TASK DESCRIPTION: Would you quote every entry exactly, dropping only the pictures?

======== MATERIAL SUPPLIED ========

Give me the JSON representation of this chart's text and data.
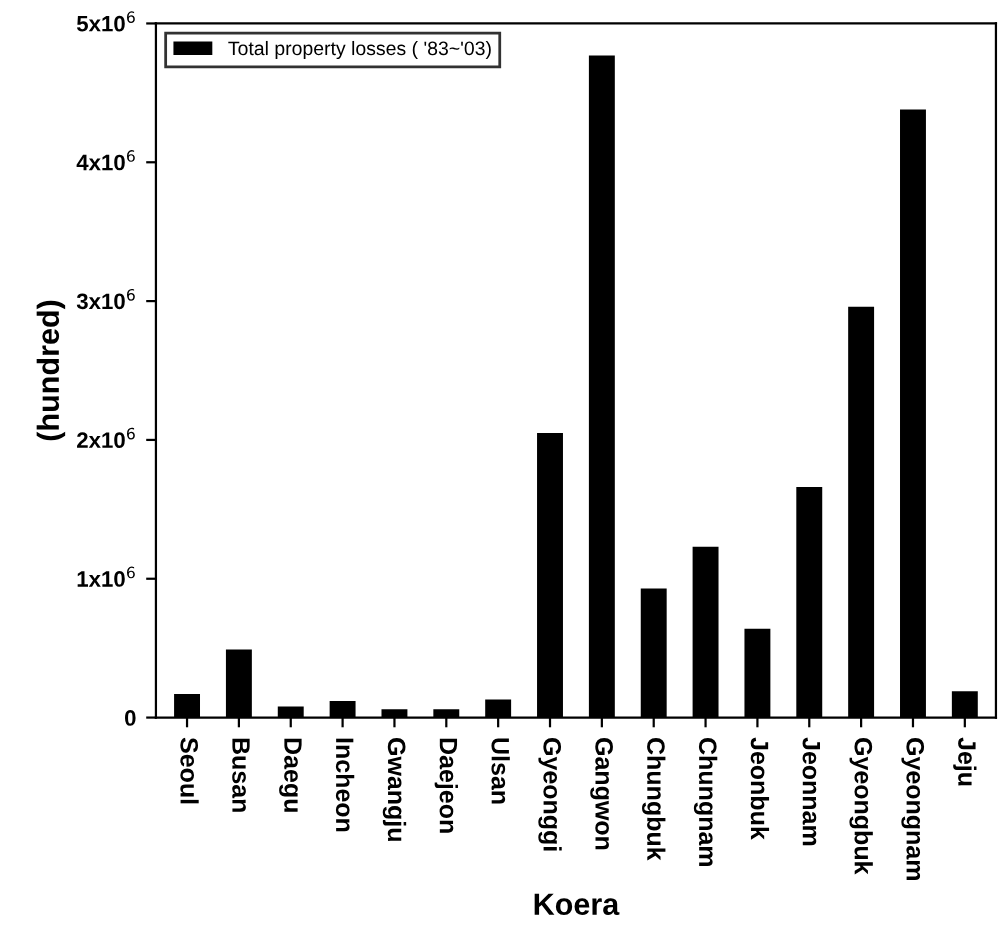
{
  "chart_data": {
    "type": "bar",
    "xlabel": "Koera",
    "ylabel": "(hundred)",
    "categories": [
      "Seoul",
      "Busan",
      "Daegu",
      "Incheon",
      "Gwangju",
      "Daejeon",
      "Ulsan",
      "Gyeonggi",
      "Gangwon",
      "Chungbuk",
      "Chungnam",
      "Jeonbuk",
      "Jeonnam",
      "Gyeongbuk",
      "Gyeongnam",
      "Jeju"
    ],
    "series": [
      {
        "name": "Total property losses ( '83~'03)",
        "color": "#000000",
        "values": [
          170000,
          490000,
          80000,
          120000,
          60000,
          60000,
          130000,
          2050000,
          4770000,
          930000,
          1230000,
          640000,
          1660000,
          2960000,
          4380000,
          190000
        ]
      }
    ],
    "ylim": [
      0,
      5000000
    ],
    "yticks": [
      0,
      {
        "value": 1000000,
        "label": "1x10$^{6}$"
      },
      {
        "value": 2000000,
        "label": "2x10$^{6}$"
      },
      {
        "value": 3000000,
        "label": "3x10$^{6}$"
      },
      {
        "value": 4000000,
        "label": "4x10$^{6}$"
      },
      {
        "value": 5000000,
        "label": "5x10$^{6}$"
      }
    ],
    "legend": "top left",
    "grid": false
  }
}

========

SOLUTION:
Give me the JSON representation of this chart's text and data.
{
  "chart_data": {
    "type": "bar",
    "xlabel": "Koera",
    "ylabel": "(hundred)",
    "categories": [
      "Seoul",
      "Busan",
      "Daegu",
      "Incheon",
      "Gwangju",
      "Daejeon",
      "Ulsan",
      "Gyeonggi",
      "Gangwon",
      "Chungbuk",
      "Chungnam",
      "Jeonbuk",
      "Jeonnam",
      "Gyeongbuk",
      "Gyeongnam",
      "Jeju"
    ],
    "series": [
      {
        "name": "Total property losses ( '83~'03)",
        "color": "#000000",
        "values": [
          170000,
          490000,
          80000,
          120000,
          60000,
          60000,
          130000,
          2050000,
          4770000,
          930000,
          1230000,
          640000,
          1660000,
          2960000,
          4380000,
          190000
        ]
      }
    ],
    "ylim": [
      0,
      5000000
    ],
    "yticks": [
      0,
      {
        "value": 1000000,
        "label": "1x10$^{6}$"
      },
      {
        "value": 2000000,
        "label": "2x10$^{6}$"
      },
      {
        "value": 3000000,
        "label": "3x10$^{6}$"
      },
      {
        "value": 4000000,
        "label": "4x10$^{6}$"
      },
      {
        "value": 5000000,
        "label": "5x10$^{6}$"
      }
    ],
    "legend": "top left",
    "grid": false
  }
}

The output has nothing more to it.